= DIRECTIVE =
Count the lines below that contain the word "time" and give only the number.

Structured figure records:
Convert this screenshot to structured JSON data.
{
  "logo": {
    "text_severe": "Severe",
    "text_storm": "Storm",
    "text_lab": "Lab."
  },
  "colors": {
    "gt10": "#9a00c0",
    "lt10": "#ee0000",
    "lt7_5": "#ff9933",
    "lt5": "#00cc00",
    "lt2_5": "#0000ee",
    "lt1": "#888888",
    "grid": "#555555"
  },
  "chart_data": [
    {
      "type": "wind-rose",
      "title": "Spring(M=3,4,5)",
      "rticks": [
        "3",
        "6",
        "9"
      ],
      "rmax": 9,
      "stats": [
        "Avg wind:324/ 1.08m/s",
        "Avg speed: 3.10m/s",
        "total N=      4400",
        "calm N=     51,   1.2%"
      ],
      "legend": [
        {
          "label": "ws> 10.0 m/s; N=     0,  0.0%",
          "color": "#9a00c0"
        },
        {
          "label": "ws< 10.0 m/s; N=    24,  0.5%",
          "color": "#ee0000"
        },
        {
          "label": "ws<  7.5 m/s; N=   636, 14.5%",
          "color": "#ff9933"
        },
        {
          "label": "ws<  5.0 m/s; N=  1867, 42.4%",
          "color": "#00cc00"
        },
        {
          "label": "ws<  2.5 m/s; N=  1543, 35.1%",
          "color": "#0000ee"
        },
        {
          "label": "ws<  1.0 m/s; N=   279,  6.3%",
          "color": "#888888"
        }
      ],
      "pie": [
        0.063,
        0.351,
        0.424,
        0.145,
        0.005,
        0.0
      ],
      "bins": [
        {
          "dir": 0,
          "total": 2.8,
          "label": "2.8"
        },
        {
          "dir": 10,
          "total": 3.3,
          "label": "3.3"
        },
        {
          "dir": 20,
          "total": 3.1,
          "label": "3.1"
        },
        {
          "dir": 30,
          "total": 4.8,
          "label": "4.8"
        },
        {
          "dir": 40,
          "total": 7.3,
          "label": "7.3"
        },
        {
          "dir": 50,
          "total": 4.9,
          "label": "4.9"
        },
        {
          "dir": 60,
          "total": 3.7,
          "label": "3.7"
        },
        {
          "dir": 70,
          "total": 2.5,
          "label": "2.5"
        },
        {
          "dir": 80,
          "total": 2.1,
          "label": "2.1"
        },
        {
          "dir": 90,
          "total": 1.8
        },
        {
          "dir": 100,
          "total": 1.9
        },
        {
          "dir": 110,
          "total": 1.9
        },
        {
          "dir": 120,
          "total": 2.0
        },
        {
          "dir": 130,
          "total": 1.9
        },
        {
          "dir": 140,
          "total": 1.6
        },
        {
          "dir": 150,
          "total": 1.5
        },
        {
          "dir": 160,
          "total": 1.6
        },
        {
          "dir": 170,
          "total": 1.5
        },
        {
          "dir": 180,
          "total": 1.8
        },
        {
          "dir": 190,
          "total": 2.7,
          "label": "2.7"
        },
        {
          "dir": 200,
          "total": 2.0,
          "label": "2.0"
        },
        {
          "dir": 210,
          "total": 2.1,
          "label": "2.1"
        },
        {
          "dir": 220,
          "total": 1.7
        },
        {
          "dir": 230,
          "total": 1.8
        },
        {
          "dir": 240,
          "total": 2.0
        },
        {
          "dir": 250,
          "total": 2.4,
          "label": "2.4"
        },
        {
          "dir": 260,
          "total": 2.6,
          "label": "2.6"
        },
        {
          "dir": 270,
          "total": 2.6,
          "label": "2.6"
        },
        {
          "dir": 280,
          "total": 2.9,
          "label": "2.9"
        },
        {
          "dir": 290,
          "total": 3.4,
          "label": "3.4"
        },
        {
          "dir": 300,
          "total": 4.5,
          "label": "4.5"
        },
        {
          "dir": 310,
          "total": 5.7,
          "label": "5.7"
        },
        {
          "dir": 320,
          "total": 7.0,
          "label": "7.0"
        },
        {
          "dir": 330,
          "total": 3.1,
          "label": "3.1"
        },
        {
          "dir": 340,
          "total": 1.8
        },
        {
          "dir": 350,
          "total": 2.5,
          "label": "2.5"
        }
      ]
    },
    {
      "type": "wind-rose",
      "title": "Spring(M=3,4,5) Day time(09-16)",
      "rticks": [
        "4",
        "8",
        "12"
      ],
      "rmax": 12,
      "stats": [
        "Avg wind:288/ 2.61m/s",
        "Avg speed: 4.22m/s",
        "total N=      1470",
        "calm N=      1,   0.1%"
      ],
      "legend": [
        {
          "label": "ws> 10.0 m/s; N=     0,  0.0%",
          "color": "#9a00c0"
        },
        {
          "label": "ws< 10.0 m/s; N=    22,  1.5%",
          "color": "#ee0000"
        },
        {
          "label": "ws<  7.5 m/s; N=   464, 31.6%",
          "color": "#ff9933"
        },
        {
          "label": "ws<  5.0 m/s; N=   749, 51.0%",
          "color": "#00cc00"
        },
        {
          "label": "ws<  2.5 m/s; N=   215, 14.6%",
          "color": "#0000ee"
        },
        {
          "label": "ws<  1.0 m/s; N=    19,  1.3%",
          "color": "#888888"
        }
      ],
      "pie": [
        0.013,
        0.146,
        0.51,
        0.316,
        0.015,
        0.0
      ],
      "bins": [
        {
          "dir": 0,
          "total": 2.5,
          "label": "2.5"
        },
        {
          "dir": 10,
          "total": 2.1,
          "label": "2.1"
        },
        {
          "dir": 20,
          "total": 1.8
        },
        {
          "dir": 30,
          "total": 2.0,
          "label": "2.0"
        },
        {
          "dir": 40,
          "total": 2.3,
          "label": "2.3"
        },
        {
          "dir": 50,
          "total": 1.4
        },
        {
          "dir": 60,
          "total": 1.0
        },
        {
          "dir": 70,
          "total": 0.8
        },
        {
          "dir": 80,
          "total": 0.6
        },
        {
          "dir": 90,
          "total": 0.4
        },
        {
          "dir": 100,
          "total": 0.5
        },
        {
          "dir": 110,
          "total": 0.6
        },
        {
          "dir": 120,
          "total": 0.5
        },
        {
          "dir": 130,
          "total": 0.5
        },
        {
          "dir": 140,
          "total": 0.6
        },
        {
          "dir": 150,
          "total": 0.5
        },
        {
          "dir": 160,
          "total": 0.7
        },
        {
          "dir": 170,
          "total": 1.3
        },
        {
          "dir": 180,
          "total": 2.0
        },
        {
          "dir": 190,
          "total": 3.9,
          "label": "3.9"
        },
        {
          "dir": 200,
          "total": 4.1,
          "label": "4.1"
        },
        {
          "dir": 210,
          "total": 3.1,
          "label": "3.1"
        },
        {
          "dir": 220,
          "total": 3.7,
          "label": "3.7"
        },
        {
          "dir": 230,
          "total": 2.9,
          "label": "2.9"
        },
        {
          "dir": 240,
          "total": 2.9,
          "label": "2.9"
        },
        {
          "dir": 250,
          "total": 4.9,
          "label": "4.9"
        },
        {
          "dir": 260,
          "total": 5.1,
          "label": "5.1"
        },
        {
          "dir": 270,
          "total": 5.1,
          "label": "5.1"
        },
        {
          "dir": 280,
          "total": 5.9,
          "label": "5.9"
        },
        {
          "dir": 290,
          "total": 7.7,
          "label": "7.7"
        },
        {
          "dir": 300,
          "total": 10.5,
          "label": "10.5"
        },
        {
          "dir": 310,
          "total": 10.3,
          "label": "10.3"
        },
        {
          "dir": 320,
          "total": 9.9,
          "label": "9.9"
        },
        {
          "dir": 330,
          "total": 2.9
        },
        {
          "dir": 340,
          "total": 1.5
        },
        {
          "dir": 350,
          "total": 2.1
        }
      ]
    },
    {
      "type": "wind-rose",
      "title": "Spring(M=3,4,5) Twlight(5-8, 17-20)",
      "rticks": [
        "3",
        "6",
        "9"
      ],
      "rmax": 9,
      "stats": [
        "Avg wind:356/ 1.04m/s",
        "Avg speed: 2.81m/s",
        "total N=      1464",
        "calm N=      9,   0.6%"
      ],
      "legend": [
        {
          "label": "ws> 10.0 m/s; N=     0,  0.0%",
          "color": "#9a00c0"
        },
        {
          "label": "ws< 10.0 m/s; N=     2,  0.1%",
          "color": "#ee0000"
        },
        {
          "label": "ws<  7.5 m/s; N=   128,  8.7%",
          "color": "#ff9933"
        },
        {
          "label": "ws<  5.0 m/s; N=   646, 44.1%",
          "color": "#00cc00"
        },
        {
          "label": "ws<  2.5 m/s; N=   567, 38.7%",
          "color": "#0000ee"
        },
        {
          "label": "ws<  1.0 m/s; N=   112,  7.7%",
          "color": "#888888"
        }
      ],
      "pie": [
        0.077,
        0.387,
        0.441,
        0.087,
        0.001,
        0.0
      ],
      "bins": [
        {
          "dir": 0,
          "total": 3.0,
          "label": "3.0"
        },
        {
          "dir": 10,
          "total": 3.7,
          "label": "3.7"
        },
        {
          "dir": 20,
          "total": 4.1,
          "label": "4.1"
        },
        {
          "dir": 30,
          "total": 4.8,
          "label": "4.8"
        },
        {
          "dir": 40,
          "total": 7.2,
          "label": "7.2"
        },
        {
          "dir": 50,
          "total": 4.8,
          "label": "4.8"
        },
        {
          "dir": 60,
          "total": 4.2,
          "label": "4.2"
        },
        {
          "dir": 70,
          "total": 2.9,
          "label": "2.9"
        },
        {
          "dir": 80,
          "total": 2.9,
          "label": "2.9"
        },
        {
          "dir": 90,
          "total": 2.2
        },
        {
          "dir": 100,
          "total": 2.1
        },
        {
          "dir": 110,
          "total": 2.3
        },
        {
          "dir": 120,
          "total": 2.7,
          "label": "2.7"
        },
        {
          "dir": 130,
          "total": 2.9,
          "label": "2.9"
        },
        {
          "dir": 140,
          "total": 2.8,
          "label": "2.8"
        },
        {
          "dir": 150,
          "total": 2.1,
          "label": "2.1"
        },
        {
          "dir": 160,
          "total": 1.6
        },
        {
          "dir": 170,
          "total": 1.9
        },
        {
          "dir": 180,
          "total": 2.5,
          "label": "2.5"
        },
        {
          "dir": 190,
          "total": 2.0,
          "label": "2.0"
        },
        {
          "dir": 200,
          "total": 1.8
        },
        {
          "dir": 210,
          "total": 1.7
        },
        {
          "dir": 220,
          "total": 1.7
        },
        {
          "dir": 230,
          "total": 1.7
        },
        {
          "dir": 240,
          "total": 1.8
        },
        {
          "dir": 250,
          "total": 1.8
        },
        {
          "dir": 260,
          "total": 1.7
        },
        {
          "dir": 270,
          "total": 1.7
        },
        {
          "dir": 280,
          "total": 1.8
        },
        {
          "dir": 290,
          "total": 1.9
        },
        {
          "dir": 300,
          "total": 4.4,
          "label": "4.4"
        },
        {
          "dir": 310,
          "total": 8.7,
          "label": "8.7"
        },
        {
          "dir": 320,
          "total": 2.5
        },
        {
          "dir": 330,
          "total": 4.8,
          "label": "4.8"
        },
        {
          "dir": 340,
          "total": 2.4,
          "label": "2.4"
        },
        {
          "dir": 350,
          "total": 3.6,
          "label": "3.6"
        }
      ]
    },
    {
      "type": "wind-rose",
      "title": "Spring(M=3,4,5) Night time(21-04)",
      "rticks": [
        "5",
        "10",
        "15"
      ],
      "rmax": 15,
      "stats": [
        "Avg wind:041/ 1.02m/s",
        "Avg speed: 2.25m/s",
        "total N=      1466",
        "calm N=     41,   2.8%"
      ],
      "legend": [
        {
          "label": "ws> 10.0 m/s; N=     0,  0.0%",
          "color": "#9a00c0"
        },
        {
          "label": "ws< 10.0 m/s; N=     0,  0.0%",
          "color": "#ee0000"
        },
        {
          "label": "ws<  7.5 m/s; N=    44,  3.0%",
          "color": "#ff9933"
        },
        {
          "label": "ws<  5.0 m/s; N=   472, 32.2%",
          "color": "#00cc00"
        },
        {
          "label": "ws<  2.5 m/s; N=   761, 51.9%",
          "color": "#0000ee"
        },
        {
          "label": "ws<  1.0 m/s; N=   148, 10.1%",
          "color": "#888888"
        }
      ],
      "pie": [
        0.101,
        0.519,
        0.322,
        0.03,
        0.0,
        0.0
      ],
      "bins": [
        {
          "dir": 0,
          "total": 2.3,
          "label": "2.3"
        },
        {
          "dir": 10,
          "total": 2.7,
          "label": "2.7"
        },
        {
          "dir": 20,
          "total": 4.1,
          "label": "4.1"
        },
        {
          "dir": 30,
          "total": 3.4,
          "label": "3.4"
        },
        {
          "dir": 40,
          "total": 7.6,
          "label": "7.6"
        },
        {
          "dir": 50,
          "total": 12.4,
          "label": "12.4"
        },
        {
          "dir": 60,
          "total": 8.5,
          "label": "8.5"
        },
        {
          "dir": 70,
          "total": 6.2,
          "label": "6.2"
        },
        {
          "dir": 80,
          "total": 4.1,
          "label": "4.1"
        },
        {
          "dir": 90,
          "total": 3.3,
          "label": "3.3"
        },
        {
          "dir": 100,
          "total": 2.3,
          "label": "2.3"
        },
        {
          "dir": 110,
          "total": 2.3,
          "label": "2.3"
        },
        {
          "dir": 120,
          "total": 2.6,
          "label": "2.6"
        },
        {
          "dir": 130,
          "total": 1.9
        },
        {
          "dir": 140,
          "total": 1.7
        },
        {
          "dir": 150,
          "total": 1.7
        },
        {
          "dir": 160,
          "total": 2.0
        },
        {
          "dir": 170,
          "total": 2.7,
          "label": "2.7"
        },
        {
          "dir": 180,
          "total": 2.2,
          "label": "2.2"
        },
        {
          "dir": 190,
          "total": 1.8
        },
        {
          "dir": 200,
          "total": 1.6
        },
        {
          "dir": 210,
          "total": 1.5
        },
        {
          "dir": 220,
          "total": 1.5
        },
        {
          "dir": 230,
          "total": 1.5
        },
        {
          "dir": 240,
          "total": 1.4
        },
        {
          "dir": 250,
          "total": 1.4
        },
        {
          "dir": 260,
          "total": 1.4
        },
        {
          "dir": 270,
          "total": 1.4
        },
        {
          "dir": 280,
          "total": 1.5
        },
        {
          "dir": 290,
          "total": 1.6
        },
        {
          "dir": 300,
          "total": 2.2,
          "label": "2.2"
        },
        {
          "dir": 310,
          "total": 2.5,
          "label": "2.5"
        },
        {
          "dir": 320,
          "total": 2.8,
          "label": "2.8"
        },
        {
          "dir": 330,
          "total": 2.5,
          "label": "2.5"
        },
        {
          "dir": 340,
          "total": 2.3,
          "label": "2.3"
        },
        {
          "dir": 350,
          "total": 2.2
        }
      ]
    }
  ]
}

= PROBLEM SOLUTION =
2